━━ Records for the task ━━

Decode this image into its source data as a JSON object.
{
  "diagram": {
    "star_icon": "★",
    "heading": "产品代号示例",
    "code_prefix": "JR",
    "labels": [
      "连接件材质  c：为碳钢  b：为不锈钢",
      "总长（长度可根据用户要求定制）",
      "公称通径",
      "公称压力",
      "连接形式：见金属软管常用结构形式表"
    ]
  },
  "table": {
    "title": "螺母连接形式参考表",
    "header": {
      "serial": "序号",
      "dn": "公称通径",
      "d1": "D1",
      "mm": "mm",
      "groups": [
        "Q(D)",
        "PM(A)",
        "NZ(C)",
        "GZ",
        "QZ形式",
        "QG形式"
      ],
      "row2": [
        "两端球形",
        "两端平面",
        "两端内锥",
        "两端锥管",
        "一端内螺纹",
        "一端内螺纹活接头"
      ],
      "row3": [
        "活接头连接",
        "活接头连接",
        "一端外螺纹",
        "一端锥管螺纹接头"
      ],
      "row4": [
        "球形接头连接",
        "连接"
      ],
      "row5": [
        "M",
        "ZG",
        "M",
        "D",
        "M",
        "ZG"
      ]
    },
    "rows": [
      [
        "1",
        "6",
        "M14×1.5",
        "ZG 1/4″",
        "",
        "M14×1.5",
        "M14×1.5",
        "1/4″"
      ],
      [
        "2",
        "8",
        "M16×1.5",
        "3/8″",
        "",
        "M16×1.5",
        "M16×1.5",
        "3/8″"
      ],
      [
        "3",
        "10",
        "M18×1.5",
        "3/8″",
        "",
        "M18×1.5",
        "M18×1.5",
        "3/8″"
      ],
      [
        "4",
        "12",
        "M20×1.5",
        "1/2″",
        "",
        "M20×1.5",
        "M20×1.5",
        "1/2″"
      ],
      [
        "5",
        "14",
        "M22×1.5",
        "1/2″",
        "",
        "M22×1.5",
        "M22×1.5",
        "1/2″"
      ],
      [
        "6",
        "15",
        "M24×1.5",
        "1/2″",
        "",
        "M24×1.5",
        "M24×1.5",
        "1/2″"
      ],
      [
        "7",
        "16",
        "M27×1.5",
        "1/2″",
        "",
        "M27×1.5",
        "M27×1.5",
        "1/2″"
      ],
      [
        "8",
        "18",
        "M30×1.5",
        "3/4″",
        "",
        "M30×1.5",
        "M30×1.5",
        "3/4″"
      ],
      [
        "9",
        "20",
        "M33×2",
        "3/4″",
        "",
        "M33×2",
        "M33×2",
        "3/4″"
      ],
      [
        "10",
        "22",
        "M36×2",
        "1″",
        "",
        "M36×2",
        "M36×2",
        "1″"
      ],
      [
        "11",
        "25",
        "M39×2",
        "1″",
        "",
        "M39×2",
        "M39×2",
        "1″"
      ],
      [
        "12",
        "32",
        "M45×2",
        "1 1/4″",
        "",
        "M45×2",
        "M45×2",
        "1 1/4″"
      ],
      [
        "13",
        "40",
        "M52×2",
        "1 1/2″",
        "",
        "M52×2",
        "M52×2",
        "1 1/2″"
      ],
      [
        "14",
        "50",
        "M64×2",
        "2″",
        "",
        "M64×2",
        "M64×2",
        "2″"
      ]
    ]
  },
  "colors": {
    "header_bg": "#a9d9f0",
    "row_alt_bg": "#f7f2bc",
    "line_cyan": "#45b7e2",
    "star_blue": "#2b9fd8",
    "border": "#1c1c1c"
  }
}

━━━

» **Problem requirements**
Reproduce every entry shown above, precisely as it stands.

» **Exercise output**
Decode this image into its source data as a JSON object.
{
  "diagram": {
    "star_icon": "★",
    "heading": "产品代号示例",
    "code_prefix": "JR",
    "labels": [
      "连接件材质  c：为碳钢  b：为不锈钢",
      "总长（长度可根据用户要求定制）",
      "公称通径",
      "公称压力",
      "连接形式：见金属软管常用结构形式表"
    ]
  },
  "table": {
    "title": "螺母连接形式参考表",
    "header": {
      "serial": "序号",
      "dn": "公称通径",
      "d1": "D1",
      "mm": "mm",
      "groups": [
        "Q(D)",
        "PM(A)",
        "NZ(C)",
        "GZ",
        "QZ形式",
        "QG形式"
      ],
      "row2": [
        "两端球形",
        "两端平面",
        "两端内锥",
        "两端锥管",
        "一端内螺纹",
        "一端内螺纹活接头"
      ],
      "row3": [
        "活接头连接",
        "活接头连接",
        "一端外螺纹",
        "一端锥管螺纹接头"
      ],
      "row4": [
        "球形接头连接",
        "连接"
      ],
      "row5": [
        "M",
        "ZG",
        "M",
        "D",
        "M",
        "ZG"
      ]
    },
    "rows": [
      [
        "1",
        "6",
        "M14×1.5",
        "ZG 1/4″",
        "",
        "M14×1.5",
        "M14×1.5",
        "1/4″"
      ],
      [
        "2",
        "8",
        "M16×1.5",
        "3/8″",
        "",
        "M16×1.5",
        "M16×1.5",
        "3/8″"
      ],
      [
        "3",
        "10",
        "M18×1.5",
        "3/8″",
        "",
        "M18×1.5",
        "M18×1.5",
        "3/8″"
      ],
      [
        "4",
        "12",
        "M20×1.5",
        "1/2″",
        "",
        "M20×1.5",
        "M20×1.5",
        "1/2″"
      ],
      [
        "5",
        "14",
        "M22×1.5",
        "1/2″",
        "",
        "M22×1.5",
        "M22×1.5",
        "1/2″"
      ],
      [
        "6",
        "15",
        "M24×1.5",
        "1/2″",
        "",
        "M24×1.5",
        "M24×1.5",
        "1/2″"
      ],
      [
        "7",
        "16",
        "M27×1.5",
        "1/2″",
        "",
        "M27×1.5",
        "M27×1.5",
        "1/2″"
      ],
      [
        "8",
        "18",
        "M30×1.5",
        "3/4″",
        "",
        "M30×1.5",
        "M30×1.5",
        "3/4″"
      ],
      [
        "9",
        "20",
        "M33×2",
        "3/4″",
        "",
        "M33×2",
        "M33×2",
        "3/4″"
      ],
      [
        "10",
        "22",
        "M36×2",
        "1″",
        "",
        "M36×2",
        "M36×2",
        "1″"
      ],
      [
        "11",
        "25",
        "M39×2",
        "1″",
        "",
        "M39×2",
        "M39×2",
        "1″"
      ],
      [
        "12",
        "32",
        "M45×2",
        "1 1/4″",
        "",
        "M45×2",
        "M45×2",
        "1 1/4″"
      ],
      [
        "13",
        "40",
        "M52×2",
        "1 1/2″",
        "",
        "M52×2",
        "M52×2",
        "1 1/2″"
      ],
      [
        "14",
        "50",
        "M64×2",
        "2″",
        "",
        "M64×2",
        "M64×2",
        "2″"
      ]
    ]
  },
  "colors": {
    "header_bg": "#a9d9f0",
    "row_alt_bg": "#f7f2bc",
    "line_cyan": "#45b7e2",
    "star_blue": "#2b9fd8",
    "border": "#1c1c1c"
  }
}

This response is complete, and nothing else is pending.